▶ **What the task asks**
Reproduce the data below in full and exclude every picture.

▶ **Provided data**

┄┄┄┄┄┄

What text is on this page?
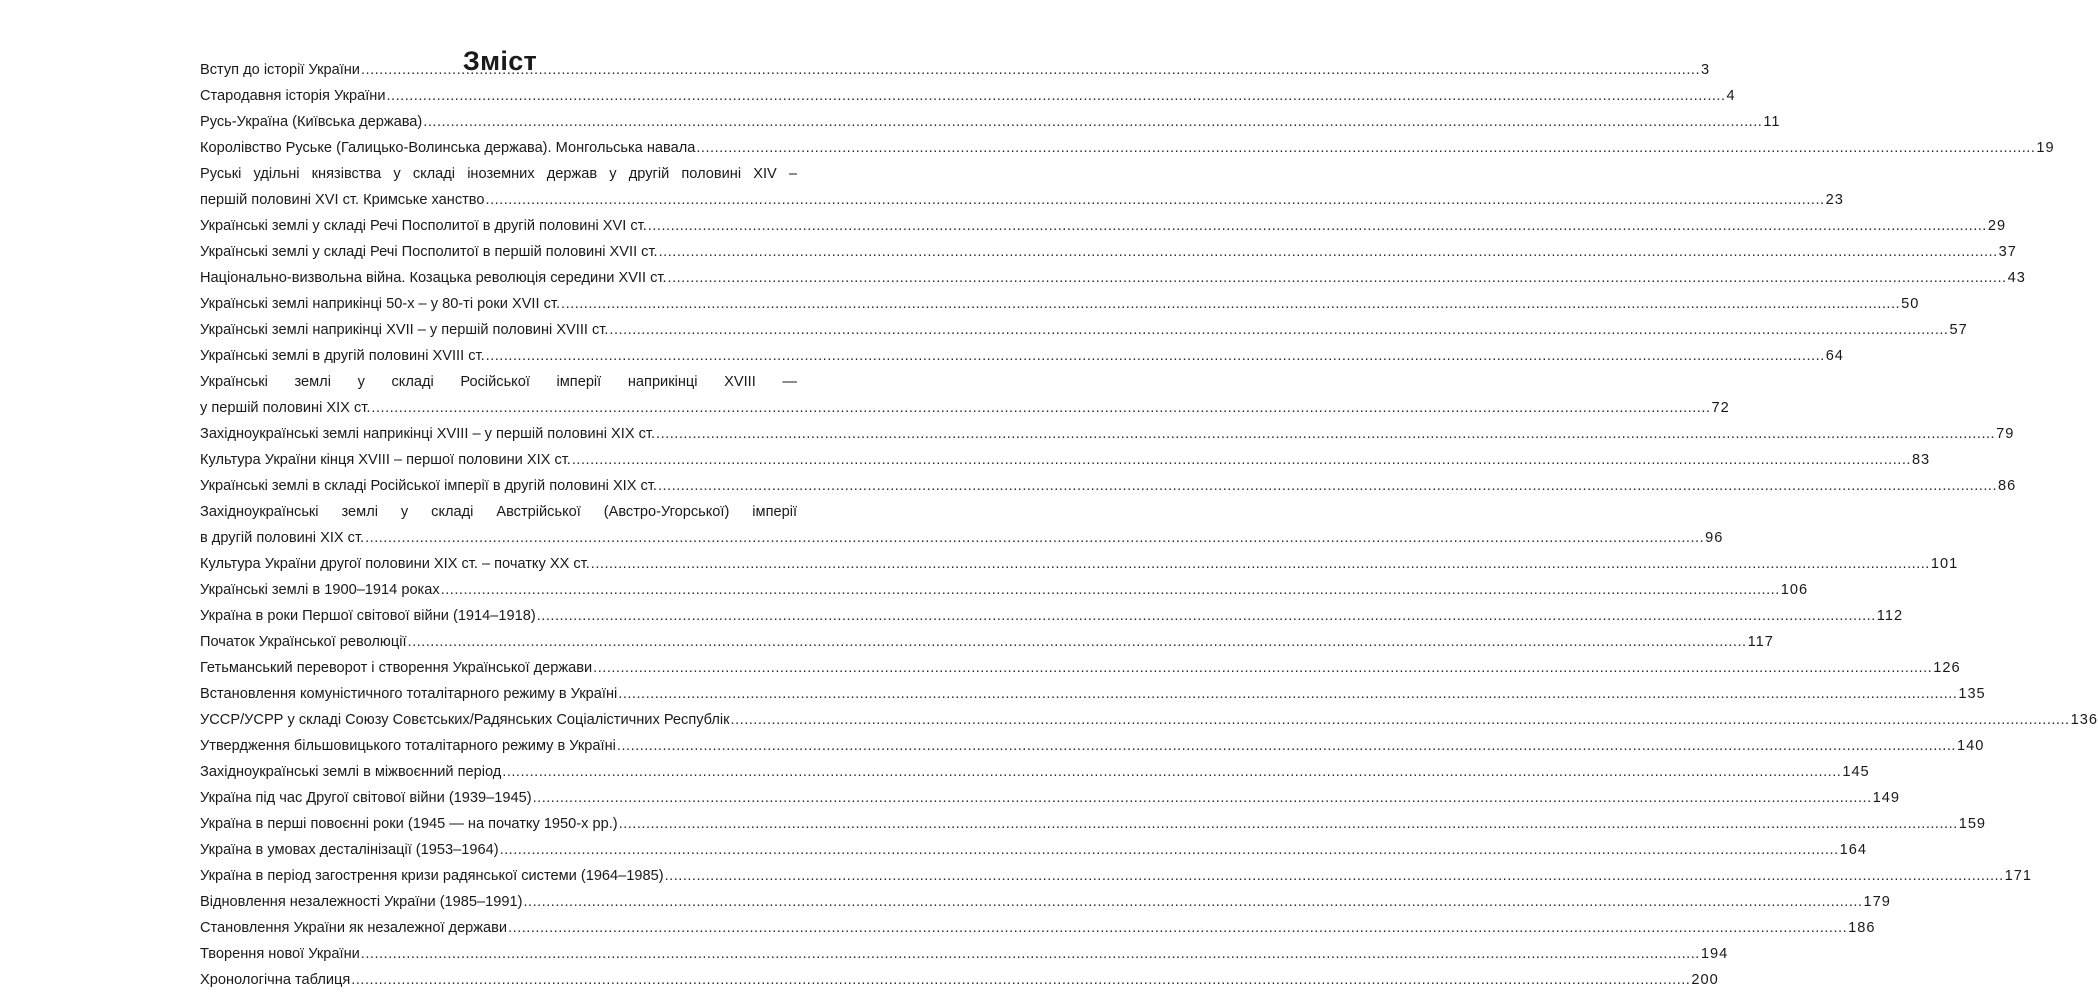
Зміст
Вступ до історії України .....	3
Стародавня історія України .....	4
Русь-Україна (Київська держава) .....	11
Королівство Руське (Галицько-Волинська держава). Монгольська навала .....	19
Руські удільні князівства у складі іноземних держав у другій половині XIV –
першій половині XVI ст. Кримське ханство .....	23
Українські землі у складі Речі Посполитої в другій половині XVI ст. .....	29
Українські землі у складі Речі Посполитої в першій половині XVII ст. .....	37
Національно-визвольна війна. Козацька революція середини XVII ст. .....	43
Українські землі наприкінці 50-х – у 80-ті роки XVII ст. .....	50
Українські землі наприкінці XVII – у першій половині XVIII ст. .....	57
Українські землі в другій половині XVIII ст. .....	64
Українські землі у складі Російської імперії наприкінці XVIII —
у першій половині XIX ст. .....	72
Західноукраїнські землі наприкінці XVIII – у першій половині XIX ст. .....	79
Культура України кінця XVIII – першої половини XIX ст. .....	83
Українські землі в складі Російської імперії в другій половині XIX ст. .....	86
Західноукраїнські землі у складі Австрійської (Австро-Угорської) імперії
в другій половині XIX ст. .....	96
Культура України другої половини XIX ст. – початку XX ст. .....	101
Українські землі в 1900–1914 роках .....	106
Україна в роки Першої світової війни (1914–1918) .....	112
Початок Української революції .....	117
Гетьманський переворот і створення Української держави .....	126
Встановлення комуністичного тоталітарного режиму в Україні .....	135
УССР/УСРР у складі Союзу Совєтських/Радянських Соціалістичних Республік .....	136
Утвердження більшовицького тоталітарного режиму в Україні .....	140
Західноукраїнські землі в міжвоєнний період .....	145
Україна під час Другої світової війни (1939–1945) .....	149
Україна в перші повоєнні роки (1945 — на початку 1950-х рр.) .....	159
Україна в умовах десталінізації (1953–1964) .....	164
Україна в період загострення кризи радянської системи (1964–1985) .....	171
Відновлення незалежності України (1985–1991) .....	179
Становлення України як незалежної держави .....	186
Творення нової України .....	194
Хронологічна таблиця .....	200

┄┄┄┄┄┄

▶ **Reply to the exercise**
What text is on this page?
Зміст
Вступ до історії України .....	3
Стародавня історія України .....	4
Русь-Україна (Київська держава) .....	11
Королівство Руське (Галицько-Волинська держава). Монгольська навала .....	19
Руські удільні князівства у складі іноземних держав у другій половині XIV –
першій половині XVI ст. Кримське ханство .....	23
Українські землі у складі Речі Посполитої в другій половині XVI ст. .....	29
Українські землі у складі Речі Посполитої в першій половині XVII ст. .....	37
Національно-визвольна війна. Козацька революція середини XVII ст. .....	43
Українські землі наприкінці 50-х – у 80-ті роки XVII ст. .....	50
Українські землі наприкінці XVII – у першій половині XVIII ст. .....	57
Українські землі в другій половині XVIII ст. .....	64
Українські землі у складі Російської імперії наприкінці XVIII —
у першій половині XIX ст. .....	72
Західноукраїнські землі наприкінці XVIII – у першій половині XIX ст. .....	79
Культура України кінця XVIII – першої половини XIX ст. .....	83
Українські землі в складі Російської імперії в другій половині XIX ст. .....	86
Західноукраїнські землі у складі Австрійської (Австро-Угорської) імперії
в другій половині XIX ст. .....	96
Культура України другої половини XIX ст. – початку XX ст. .....	101
Українські землі в 1900–1914 роках .....	106
Україна в роки Першої світової війни (1914–1918) .....	112
Початок Української революції .....	117
Гетьманський переворот і створення Української держави .....	126
Встановлення комуністичного тоталітарного режиму в Україні .....	135
УССР/УСРР у складі Союзу Совєтських/Радянських Соціалістичних Республік .....	136
Утвердження більшовицького тоталітарного режиму в Україні .....	140
Західноукраїнські землі в міжвоєнний період .....	145
Україна під час Другої світової війни (1939–1945) .....	149
Україна в перші повоєнні роки (1945 — на початку 1950-х рр.) .....	159
Україна в умовах десталінізації (1953–1964) .....	164
Україна в період загострення кризи радянської системи (1964–1985) .....	171
Відновлення незалежності України (1985–1991) .....	179
Становлення України як незалежної держави .....	186
Творення нової України .....	194
Хронологічна таблиця .....	200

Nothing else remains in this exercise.